# DATA IN THIS EXERCISE
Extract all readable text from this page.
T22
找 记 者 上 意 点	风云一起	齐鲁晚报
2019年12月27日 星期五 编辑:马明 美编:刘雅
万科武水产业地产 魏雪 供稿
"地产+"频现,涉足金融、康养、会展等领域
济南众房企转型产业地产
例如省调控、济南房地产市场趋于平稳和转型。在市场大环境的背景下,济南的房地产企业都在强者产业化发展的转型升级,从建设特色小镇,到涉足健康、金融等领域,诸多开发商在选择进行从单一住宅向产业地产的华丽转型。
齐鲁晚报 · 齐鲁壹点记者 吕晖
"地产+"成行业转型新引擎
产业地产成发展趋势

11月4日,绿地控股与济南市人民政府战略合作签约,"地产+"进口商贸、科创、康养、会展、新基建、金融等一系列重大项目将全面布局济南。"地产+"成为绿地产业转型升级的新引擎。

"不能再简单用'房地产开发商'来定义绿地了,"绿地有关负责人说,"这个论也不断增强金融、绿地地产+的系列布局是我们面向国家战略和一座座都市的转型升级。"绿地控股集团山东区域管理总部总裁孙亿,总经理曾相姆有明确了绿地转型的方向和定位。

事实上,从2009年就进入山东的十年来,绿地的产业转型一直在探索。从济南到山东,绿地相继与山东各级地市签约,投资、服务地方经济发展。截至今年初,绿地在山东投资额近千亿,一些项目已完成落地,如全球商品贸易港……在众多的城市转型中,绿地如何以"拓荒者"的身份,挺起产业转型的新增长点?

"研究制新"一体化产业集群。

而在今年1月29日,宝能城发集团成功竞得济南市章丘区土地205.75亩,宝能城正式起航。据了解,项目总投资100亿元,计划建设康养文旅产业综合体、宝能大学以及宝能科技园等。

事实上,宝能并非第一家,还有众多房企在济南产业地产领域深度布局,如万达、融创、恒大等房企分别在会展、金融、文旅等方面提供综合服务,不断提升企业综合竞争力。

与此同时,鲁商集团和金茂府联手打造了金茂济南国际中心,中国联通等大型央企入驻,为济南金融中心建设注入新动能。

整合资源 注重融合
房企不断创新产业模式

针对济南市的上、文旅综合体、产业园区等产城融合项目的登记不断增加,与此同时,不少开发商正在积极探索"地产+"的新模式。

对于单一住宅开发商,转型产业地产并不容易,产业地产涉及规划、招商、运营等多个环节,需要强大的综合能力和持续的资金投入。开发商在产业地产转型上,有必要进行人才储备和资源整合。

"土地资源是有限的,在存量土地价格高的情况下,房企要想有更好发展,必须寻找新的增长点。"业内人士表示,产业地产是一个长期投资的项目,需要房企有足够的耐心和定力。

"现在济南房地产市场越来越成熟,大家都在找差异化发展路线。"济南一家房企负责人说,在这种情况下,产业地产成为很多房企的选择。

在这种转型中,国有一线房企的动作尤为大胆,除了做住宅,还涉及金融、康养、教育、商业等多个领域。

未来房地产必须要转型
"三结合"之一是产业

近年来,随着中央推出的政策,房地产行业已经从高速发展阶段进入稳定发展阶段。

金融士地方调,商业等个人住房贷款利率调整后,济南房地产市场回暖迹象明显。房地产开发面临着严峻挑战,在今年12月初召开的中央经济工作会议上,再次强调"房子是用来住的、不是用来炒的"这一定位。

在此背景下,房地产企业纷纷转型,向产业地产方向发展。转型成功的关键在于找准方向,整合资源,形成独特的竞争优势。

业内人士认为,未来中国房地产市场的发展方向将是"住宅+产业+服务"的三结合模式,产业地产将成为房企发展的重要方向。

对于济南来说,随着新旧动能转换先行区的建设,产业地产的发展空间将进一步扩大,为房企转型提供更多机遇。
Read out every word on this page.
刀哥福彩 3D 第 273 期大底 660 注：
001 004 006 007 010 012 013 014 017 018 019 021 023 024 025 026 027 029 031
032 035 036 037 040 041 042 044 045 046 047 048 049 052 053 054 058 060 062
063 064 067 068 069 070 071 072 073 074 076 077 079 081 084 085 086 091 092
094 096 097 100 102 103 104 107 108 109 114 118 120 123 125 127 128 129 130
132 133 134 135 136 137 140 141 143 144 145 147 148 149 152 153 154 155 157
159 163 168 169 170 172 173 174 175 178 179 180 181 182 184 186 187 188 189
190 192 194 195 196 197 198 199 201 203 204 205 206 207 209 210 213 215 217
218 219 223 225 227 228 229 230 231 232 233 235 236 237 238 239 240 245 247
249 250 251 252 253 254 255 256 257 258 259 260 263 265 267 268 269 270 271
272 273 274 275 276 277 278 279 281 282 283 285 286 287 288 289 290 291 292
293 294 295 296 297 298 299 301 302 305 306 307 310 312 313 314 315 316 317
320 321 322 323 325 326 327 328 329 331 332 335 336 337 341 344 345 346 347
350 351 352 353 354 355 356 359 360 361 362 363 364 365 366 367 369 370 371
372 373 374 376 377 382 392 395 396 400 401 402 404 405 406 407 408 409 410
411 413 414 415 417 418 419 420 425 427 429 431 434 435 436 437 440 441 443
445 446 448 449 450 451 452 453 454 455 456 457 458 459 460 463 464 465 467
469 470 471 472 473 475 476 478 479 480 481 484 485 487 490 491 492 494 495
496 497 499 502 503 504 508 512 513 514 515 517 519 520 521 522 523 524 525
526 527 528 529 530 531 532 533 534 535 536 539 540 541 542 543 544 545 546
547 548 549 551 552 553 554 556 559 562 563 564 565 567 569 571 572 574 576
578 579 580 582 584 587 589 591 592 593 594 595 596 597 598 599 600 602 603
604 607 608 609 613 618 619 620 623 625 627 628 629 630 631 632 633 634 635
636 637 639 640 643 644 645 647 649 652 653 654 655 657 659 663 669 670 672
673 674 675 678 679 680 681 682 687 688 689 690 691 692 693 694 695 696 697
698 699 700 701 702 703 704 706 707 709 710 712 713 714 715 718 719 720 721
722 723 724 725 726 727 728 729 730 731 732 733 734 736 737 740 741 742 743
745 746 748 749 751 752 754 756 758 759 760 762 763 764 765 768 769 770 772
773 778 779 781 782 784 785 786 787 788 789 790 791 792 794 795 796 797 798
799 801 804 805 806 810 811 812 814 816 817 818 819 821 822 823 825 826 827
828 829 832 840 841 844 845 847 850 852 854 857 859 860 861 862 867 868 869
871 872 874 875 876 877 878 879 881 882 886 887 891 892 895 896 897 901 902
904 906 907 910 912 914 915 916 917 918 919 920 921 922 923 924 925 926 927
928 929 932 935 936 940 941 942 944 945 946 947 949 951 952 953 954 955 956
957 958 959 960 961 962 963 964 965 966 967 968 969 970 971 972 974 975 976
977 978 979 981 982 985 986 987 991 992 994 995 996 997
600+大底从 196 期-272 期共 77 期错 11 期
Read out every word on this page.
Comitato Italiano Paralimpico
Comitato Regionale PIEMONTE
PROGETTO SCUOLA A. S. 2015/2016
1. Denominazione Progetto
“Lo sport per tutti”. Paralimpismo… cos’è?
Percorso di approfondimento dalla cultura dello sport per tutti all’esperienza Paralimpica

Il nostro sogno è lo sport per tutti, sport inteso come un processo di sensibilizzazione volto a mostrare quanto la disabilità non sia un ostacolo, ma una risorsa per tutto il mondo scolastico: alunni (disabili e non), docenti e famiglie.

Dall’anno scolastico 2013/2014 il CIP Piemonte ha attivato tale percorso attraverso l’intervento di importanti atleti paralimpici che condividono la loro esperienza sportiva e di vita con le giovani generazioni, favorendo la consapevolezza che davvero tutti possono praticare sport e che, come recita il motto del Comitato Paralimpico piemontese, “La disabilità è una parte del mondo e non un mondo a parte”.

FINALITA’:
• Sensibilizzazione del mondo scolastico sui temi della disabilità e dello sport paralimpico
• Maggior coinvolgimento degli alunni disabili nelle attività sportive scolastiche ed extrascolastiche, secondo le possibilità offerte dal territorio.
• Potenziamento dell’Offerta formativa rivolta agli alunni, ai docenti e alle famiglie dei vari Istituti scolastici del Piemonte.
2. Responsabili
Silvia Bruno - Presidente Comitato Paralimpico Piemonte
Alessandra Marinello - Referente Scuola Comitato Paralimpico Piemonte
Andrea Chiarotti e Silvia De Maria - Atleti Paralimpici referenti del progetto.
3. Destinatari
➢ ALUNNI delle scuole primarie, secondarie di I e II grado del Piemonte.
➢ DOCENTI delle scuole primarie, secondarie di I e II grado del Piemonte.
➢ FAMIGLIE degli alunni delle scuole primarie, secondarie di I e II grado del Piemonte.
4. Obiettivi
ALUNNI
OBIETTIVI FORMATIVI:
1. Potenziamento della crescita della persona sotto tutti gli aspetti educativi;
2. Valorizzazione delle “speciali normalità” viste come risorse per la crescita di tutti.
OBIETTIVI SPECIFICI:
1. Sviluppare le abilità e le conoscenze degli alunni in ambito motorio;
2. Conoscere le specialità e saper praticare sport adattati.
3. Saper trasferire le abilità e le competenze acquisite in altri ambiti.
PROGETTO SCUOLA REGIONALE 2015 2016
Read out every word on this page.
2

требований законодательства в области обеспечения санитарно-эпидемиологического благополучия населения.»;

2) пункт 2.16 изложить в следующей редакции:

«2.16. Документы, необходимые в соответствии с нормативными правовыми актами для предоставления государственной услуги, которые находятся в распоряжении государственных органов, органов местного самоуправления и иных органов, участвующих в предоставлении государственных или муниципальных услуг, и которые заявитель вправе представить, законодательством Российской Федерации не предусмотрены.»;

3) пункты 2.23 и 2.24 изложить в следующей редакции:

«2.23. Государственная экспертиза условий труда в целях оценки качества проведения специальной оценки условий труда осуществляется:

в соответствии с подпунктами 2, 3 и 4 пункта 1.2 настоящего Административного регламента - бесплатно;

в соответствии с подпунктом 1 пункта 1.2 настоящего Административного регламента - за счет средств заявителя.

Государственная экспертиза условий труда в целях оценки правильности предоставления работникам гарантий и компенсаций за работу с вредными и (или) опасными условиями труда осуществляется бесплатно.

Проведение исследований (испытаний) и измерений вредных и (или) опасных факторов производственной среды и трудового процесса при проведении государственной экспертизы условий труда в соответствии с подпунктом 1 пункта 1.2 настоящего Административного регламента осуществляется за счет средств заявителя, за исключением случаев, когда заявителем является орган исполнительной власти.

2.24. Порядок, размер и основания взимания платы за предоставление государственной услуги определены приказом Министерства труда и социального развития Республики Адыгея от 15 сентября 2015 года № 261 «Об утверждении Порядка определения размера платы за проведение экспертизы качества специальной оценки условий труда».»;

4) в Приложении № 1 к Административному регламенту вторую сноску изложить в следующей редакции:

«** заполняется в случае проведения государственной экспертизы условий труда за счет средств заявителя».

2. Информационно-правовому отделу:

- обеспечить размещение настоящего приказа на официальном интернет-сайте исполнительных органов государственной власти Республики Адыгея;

# WRITTEN PROBLEM
Collect each line holding the string "dello".

# FULL ANSWER
Percorso di approfondimento dalla cultura dello sport per tutti all’esperienza Paralimpica
• Sensibilizzazione del mondo scolastico sui temi della disabilità e dello sport paralimpico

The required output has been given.